>> start LISTING
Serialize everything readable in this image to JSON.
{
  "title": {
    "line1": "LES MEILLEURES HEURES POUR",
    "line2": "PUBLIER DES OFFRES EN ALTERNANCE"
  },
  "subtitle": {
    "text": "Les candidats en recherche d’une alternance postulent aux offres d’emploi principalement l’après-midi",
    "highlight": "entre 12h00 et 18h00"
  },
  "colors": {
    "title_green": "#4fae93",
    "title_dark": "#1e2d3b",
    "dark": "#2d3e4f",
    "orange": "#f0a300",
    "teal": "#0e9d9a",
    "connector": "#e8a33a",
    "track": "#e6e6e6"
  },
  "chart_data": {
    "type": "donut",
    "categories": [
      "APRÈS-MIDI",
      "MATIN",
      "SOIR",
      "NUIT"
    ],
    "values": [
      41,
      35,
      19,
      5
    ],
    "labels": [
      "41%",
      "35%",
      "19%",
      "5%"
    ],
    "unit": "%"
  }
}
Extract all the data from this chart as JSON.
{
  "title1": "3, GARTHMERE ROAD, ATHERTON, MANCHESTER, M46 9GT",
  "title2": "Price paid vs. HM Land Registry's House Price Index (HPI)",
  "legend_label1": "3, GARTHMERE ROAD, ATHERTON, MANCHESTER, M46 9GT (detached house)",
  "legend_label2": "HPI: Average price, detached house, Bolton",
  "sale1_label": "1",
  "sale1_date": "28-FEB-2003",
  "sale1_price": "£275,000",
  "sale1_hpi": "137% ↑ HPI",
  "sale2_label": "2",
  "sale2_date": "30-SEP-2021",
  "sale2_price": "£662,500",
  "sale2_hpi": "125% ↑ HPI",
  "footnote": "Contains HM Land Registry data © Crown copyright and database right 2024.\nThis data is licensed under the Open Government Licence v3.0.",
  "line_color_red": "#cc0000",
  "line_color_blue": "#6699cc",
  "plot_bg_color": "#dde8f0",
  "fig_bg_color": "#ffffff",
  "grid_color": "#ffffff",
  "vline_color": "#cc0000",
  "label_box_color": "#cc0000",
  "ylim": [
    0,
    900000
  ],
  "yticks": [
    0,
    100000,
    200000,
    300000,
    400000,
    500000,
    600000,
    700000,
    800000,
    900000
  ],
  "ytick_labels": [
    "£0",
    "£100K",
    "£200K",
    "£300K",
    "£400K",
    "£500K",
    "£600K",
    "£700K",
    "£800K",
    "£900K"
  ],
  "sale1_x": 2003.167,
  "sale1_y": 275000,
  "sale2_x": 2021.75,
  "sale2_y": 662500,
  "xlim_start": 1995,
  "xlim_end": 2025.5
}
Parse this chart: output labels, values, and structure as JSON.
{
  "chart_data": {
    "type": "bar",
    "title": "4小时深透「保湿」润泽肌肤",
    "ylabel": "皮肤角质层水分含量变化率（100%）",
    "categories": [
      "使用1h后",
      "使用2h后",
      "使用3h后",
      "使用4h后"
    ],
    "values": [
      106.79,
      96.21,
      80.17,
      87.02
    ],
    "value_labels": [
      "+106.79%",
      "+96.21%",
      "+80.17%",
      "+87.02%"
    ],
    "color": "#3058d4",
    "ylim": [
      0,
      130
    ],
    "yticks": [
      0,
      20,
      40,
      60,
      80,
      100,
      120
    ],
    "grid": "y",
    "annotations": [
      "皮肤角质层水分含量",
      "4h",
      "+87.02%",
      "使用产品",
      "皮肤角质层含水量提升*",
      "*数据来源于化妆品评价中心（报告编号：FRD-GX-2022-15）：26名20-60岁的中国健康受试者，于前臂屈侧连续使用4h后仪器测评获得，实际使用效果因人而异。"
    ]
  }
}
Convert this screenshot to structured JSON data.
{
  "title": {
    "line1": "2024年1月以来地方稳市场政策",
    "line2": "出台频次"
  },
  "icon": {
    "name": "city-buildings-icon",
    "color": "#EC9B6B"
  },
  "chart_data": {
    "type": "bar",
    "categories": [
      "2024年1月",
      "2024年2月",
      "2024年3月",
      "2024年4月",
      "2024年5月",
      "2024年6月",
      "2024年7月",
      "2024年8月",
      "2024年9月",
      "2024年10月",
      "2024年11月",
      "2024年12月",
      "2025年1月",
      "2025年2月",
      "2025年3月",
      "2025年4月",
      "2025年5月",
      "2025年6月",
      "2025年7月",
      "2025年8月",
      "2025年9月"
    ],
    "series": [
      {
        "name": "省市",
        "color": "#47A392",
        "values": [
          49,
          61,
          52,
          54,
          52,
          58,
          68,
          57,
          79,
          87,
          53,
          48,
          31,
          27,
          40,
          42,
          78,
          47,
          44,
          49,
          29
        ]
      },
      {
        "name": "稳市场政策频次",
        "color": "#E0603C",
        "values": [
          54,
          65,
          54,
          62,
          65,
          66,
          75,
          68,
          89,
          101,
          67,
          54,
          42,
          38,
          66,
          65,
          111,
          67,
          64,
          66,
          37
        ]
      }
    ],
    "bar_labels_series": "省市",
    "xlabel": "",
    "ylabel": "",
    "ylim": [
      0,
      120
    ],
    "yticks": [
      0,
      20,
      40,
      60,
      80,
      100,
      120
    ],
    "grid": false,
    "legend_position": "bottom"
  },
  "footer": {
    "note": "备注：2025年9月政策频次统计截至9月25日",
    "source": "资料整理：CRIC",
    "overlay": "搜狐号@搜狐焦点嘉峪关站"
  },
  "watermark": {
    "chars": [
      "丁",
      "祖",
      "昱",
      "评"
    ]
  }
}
>> end LISTING
PROBLEM |
Transcribe the records above exactly as they appear.

WRITTEN SOLUTION |
Serialize everything readable in this image to JSON.
{
  "title": {
    "line1": "LES MEILLEURES HEURES POUR",
    "line2": "PUBLIER DES OFFRES EN ALTERNANCE"
  },
  "subtitle": {
    "text": "Les candidats en recherche d’une alternance postulent aux offres d’emploi principalement l’après-midi",
    "highlight": "entre 12h00 et 18h00"
  },
  "colors": {
    "title_green": "#4fae93",
    "title_dark": "#1e2d3b",
    "dark": "#2d3e4f",
    "orange": "#f0a300",
    "teal": "#0e9d9a",
    "connector": "#e8a33a",
    "track": "#e6e6e6"
  },
  "chart_data": {
    "type": "donut",
    "categories": [
      "APRÈS-MIDI",
      "MATIN",
      "SOIR",
      "NUIT"
    ],
    "values": [
      41,
      35,
      19,
      5
    ],
    "labels": [
      "41%",
      "35%",
      "19%",
      "5%"
    ],
    "unit": "%"
  }
}
Extract all the data from this chart as JSON.
{
  "title1": "3, GARTHMERE ROAD, ATHERTON, MANCHESTER, M46 9GT",
  "title2": "Price paid vs. HM Land Registry's House Price Index (HPI)",
  "legend_label1": "3, GARTHMERE ROAD, ATHERTON, MANCHESTER, M46 9GT (detached house)",
  "legend_label2": "HPI: Average price, detached house, Bolton",
  "sale1_label": "1",
  "sale1_date": "28-FEB-2003",
  "sale1_price": "£275,000",
  "sale1_hpi": "137% ↑ HPI",
  "sale2_label": "2",
  "sale2_date": "30-SEP-2021",
  "sale2_price": "£662,500",
  "sale2_hpi": "125% ↑ HPI",
  "footnote": "Contains HM Land Registry data © Crown copyright and database right 2024.\nThis data is licensed under the Open Government Licence v3.0.",
  "line_color_red": "#cc0000",
  "line_color_blue": "#6699cc",
  "plot_bg_color": "#dde8f0",
  "fig_bg_color": "#ffffff",
  "grid_color": "#ffffff",
  "vline_color": "#cc0000",
  "label_box_color": "#cc0000",
  "ylim": [
    0,
    900000
  ],
  "yticks": [
    0,
    100000,
    200000,
    300000,
    400000,
    500000,
    600000,
    700000,
    800000,
    900000
  ],
  "ytick_labels": [
    "£0",
    "£100K",
    "£200K",
    "£300K",
    "£400K",
    "£500K",
    "£600K",
    "£700K",
    "£800K",
    "£900K"
  ],
  "sale1_x": 2003.167,
  "sale1_y": 275000,
  "sale2_x": 2021.75,
  "sale2_y": 662500,
  "xlim_start": 1995,
  "xlim_end": 2025.5
}
Parse this chart: output labels, values, and structure as JSON.
{
  "chart_data": {
    "type": "bar",
    "title": "4小时深透「保湿」润泽肌肤",
    "ylabel": "皮肤角质层水分含量变化率（100%）",
    "categories": [
      "使用1h后",
      "使用2h后",
      "使用3h后",
      "使用4h后"
    ],
    "values": [
      106.79,
      96.21,
      80.17,
      87.02
    ],
    "value_labels": [
      "+106.79%",
      "+96.21%",
      "+80.17%",
      "+87.02%"
    ],
    "color": "#3058d4",
    "ylim": [
      0,
      130
    ],
    "yticks": [
      0,
      20,
      40,
      60,
      80,
      100,
      120
    ],
    "grid": "y",
    "annotations": [
      "皮肤角质层水分含量",
      "4h",
      "+87.02%",
      "使用产品",
      "皮肤角质层含水量提升*",
      "*数据来源于化妆品评价中心（报告编号：FRD-GX-2022-15）：26名20-60岁的中国健康受试者，于前臂屈侧连续使用4h后仪器测评获得，实际使用效果因人而异。"
    ]
  }
}
Convert this screenshot to structured JSON data.
{
  "title": {
    "line1": "2024年1月以来地方稳市场政策",
    "line2": "出台频次"
  },
  "icon": {
    "name": "city-buildings-icon",
    "color": "#EC9B6B"
  },
  "chart_data": {
    "type": "bar",
    "categories": [
      "2024年1月",
      "2024年2月",
      "2024年3月",
      "2024年4月",
      "2024年5月",
      "2024年6月",
      "2024年7月",
      "2024年8月",
      "2024年9月",
      "2024年10月",
      "2024年11月",
      "2024年12月",
      "2025年1月",
      "2025年2月",
      "2025年3月",
      "2025年4月",
      "2025年5月",
      "2025年6月",
      "2025年7月",
      "2025年8月",
      "2025年9月"
    ],
    "series": [
      {
        "name": "省市",
        "color": "#47A392",
        "values": [
          49,
          61,
          52,
          54,
          52,
          58,
          68,
          57,
          79,
          87,
          53,
          48,
          31,
          27,
          40,
          42,
          78,
          47,
          44,
          49,
          29
        ]
      },
      {
        "name": "稳市场政策频次",
        "color": "#E0603C",
        "values": [
          54,
          65,
          54,
          62,
          65,
          66,
          75,
          68,
          89,
          101,
          67,
          54,
          42,
          38,
          66,
          65,
          111,
          67,
          64,
          66,
          37
        ]
      }
    ],
    "bar_labels_series": "省市",
    "xlabel": "",
    "ylabel": "",
    "ylim": [
      0,
      120
    ],
    "yticks": [
      0,
      20,
      40,
      60,
      80,
      100,
      120
    ],
    "grid": false,
    "legend_position": "bottom"
  },
  "footer": {
    "note": "备注：2025年9月政策频次统计截至9月25日",
    "source": "资料整理：CRIC",
    "overlay": "搜狐号@搜狐焦点嘉峪关站"
  },
  "watermark": {
    "chars": [
      "丁",
      "祖",
      "昱",
      "评"
    ]
  }
}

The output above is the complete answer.